● OBJECTIVE: Return the records word for word. Any pictures in them are not part of the copy.

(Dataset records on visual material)
========================================

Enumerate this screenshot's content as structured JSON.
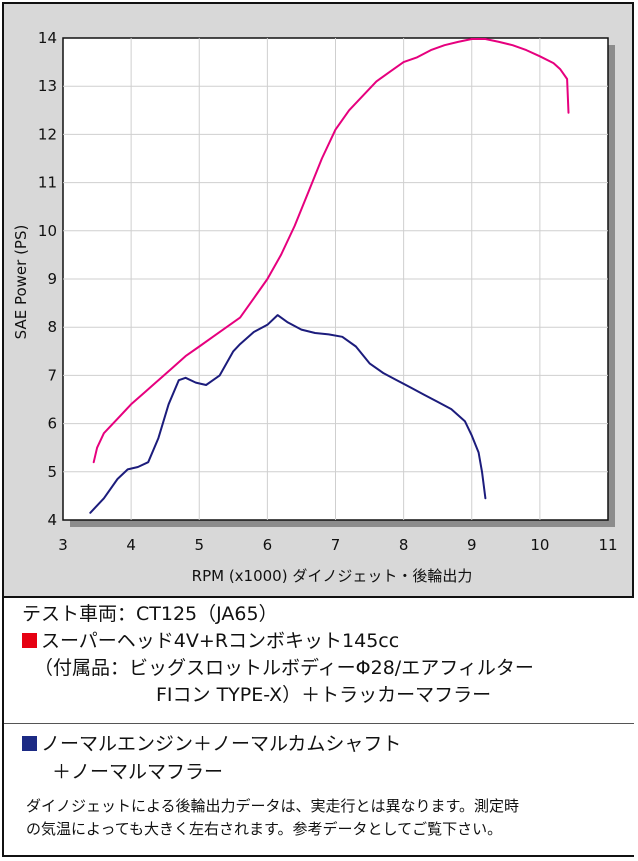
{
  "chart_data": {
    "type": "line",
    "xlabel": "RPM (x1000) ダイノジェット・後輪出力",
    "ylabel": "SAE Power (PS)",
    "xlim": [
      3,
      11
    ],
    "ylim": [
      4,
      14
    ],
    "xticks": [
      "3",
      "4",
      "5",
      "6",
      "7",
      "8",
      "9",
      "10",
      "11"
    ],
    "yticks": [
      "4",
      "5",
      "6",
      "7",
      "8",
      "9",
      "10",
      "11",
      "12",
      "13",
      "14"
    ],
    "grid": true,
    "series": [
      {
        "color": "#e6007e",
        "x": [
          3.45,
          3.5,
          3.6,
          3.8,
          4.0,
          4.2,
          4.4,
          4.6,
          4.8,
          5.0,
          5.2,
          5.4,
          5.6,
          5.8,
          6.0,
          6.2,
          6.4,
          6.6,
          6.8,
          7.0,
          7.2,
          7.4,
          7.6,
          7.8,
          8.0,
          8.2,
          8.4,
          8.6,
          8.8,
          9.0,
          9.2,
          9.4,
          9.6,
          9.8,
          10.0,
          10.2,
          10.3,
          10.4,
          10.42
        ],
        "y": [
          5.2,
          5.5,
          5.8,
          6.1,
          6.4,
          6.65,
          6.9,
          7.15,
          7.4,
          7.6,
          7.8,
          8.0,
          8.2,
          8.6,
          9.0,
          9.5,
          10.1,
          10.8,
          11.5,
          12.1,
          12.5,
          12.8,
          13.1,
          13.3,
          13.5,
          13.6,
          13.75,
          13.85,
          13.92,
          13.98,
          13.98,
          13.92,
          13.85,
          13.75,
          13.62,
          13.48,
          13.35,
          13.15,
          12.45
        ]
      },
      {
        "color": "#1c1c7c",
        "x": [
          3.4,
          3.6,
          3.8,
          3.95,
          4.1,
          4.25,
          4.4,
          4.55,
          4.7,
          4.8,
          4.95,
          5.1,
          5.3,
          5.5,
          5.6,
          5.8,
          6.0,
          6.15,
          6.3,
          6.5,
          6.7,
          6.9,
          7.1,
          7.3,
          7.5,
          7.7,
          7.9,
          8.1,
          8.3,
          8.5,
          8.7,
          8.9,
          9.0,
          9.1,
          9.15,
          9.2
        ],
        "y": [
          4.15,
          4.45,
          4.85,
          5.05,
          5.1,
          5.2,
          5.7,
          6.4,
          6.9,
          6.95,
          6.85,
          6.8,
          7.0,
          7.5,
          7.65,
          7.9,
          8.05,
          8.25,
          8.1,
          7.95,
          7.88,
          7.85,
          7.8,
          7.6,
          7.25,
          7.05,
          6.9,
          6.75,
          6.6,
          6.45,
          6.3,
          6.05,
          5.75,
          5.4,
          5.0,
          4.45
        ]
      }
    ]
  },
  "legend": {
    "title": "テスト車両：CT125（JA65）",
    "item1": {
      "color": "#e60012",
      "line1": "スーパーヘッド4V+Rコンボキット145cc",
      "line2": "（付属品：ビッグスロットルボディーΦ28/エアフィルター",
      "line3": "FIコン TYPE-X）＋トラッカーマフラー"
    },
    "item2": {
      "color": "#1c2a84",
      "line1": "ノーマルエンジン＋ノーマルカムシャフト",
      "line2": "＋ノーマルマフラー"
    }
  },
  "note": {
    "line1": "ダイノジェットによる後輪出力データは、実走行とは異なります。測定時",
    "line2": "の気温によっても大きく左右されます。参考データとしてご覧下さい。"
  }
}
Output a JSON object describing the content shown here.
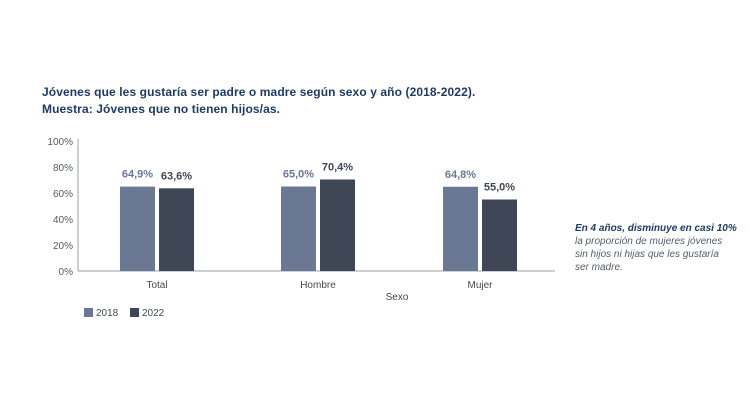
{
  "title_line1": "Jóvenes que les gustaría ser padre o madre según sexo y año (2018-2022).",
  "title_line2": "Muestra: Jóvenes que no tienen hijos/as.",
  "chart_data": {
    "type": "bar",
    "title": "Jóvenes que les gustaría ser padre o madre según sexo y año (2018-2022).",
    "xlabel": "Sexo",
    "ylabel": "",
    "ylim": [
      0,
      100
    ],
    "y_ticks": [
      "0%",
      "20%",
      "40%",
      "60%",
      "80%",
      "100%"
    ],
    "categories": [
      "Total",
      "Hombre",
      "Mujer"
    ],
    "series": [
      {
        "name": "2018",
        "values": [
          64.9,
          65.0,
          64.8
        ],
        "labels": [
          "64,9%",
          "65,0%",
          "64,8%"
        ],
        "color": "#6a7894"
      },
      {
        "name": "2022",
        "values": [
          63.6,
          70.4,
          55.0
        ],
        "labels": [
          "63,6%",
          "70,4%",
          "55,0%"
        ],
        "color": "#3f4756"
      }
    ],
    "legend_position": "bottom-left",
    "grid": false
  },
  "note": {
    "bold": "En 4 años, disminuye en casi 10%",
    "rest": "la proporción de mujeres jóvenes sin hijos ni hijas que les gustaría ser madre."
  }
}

========================================

● REPLY:
Enumerate this screenshot's content as structured JSON.
{
  "chart_data": {
    "type": "line",
    "xlabel": "RPM (x1000) ダイノジェット・後輪出力",
    "ylabel": "SAE Power (PS)",
    "xlim": [
      3,
      11
    ],
    "ylim": [
      4,
      14
    ],
    "xticks": [
      "3",
      "4",
      "5",
      "6",
      "7",
      "8",
      "9",
      "10",
      "11"
    ],
    "yticks": [
      "4",
      "5",
      "6",
      "7",
      "8",
      "9",
      "10",
      "11",
      "12",
      "13",
      "14"
    ],
    "grid": true,
    "series": [
      {
        "color": "#e6007e",
        "x": [
          3.45,
          3.5,
          3.6,
          3.8,
          4.0,
          4.2,
          4.4,
          4.6,
          4.8,
          5.0,
          5.2,
          5.4,
          5.6,
          5.8,
          6.0,
          6.2,
          6.4,
          6.6,
          6.8,
          7.0,
          7.2,
          7.4,
          7.6,
          7.8,
          8.0,
          8.2,
          8.4,
          8.6,
          8.8,
          9.0,
          9.2,
          9.4,
          9.6,
          9.8,
          10.0,
          10.2,
          10.3,
          10.4,
          10.42
        ],
        "y": [
          5.2,
          5.5,
          5.8,
          6.1,
          6.4,
          6.65,
          6.9,
          7.15,
          7.4,
          7.6,
          7.8,
          8.0,
          8.2,
          8.6,
          9.0,
          9.5,
          10.1,
          10.8,
          11.5,
          12.1,
          12.5,
          12.8,
          13.1,
          13.3,
          13.5,
          13.6,
          13.75,
          13.85,
          13.92,
          13.98,
          13.98,
          13.92,
          13.85,
          13.75,
          13.62,
          13.48,
          13.35,
          13.15,
          12.45
        ]
      },
      {
        "color": "#1c1c7c",
        "x": [
          3.4,
          3.6,
          3.8,
          3.95,
          4.1,
          4.25,
          4.4,
          4.55,
          4.7,
          4.8,
          4.95,
          5.1,
          5.3,
          5.5,
          5.6,
          5.8,
          6.0,
          6.15,
          6.3,
          6.5,
          6.7,
          6.9,
          7.1,
          7.3,
          7.5,
          7.7,
          7.9,
          8.1,
          8.3,
          8.5,
          8.7,
          8.9,
          9.0,
          9.1,
          9.15,
          9.2
        ],
        "y": [
          4.15,
          4.45,
          4.85,
          5.05,
          5.1,
          5.2,
          5.7,
          6.4,
          6.9,
          6.95,
          6.85,
          6.8,
          7.0,
          7.5,
          7.65,
          7.9,
          8.05,
          8.25,
          8.1,
          7.95,
          7.88,
          7.85,
          7.8,
          7.6,
          7.25,
          7.05,
          6.9,
          6.75,
          6.6,
          6.45,
          6.3,
          6.05,
          5.75,
          5.4,
          5.0,
          4.45
        ]
      }
    ]
  },
  "legend": {
    "title": "テスト車両：CT125（JA65）",
    "item1": {
      "color": "#e60012",
      "line1": "スーパーヘッド4V+Rコンボキット145cc",
      "line2": "（付属品：ビッグスロットルボディーΦ28/エアフィルター",
      "line3": "FIコン TYPE-X）＋トラッカーマフラー"
    },
    "item2": {
      "color": "#1c2a84",
      "line1": "ノーマルエンジン＋ノーマルカムシャフト",
      "line2": "＋ノーマルマフラー"
    }
  },
  "note": {
    "line1": "ダイノジェットによる後輪出力データは、実走行とは異なります。測定時",
    "line2": "の気温によっても大きく左右されます。参考データとしてご覧下さい。"
  }
}
Output a JSON object describing the content shown here.
{
  "title_line1": "Jóvenes que les gustaría ser padre o madre según sexo y año (2018-2022).",
  "title_line2": "Muestra: Jóvenes que no tienen hijos/as.",
  "chart_data": {
    "type": "bar",
    "title": "Jóvenes que les gustaría ser padre o madre según sexo y año (2018-2022).",
    "xlabel": "Sexo",
    "ylabel": "",
    "ylim": [
      0,
      100
    ],
    "y_ticks": [
      "0%",
      "20%",
      "40%",
      "60%",
      "80%",
      "100%"
    ],
    "categories": [
      "Total",
      "Hombre",
      "Mujer"
    ],
    "series": [
      {
        "name": "2018",
        "values": [
          64.9,
          65.0,
          64.8
        ],
        "labels": [
          "64,9%",
          "65,0%",
          "64,8%"
        ],
        "color": "#6a7894"
      },
      {
        "name": "2022",
        "values": [
          63.6,
          70.4,
          55.0
        ],
        "labels": [
          "63,6%",
          "70,4%",
          "55,0%"
        ],
        "color": "#3f4756"
      }
    ],
    "legend_position": "bottom-left",
    "grid": false
  },
  "note": {
    "bold": "En 4 años, disminuye en casi 10%",
    "rest": "la proporción de mujeres jóvenes sin hijos ni hijas que les gustaría ser madre."
  }
}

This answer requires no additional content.